▸ CHALLENGE
Quote each line of the material verbatim, without the pictures.

═══ INPUT ═══

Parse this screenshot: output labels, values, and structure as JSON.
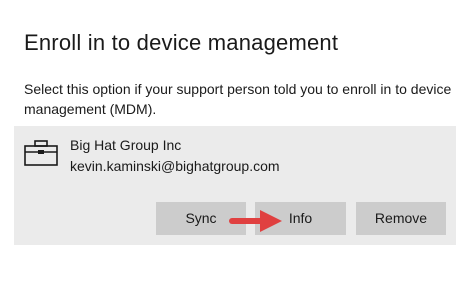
{
  "section": {
    "title": "Enroll in to device management",
    "description": "Select this option if your support person told you to enroll in to device management (MDM)."
  },
  "account": {
    "icon": "briefcase-icon",
    "org_name": "Big Hat Group Inc",
    "email": "kevin.kaminski@bighatgroup.com"
  },
  "buttons": {
    "sync_label": "Sync",
    "info_label": "Info",
    "remove_label": "Remove"
  },
  "annotation": {
    "icon": "red-arrow-icon",
    "color": "#e04040"
  },
  "colors": {
    "card_background": "#ebebeb",
    "button_background": "#cccccc"
  }
}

═══

▸ TASK SOLUTION
Parse this screenshot: output labels, values, and structure as JSON.
{
  "section": {
    "title": "Enroll in to device management",
    "description": "Select this option if your support person told you to enroll in to device management (MDM)."
  },
  "account": {
    "icon": "briefcase-icon",
    "org_name": "Big Hat Group Inc",
    "email": "kevin.kaminski@bighatgroup.com"
  },
  "buttons": {
    "sync_label": "Sync",
    "info_label": "Info",
    "remove_label": "Remove"
  },
  "annotation": {
    "icon": "red-arrow-icon",
    "color": "#e04040"
  },
  "colors": {
    "card_background": "#ebebeb",
    "button_background": "#cccccc"
  }
}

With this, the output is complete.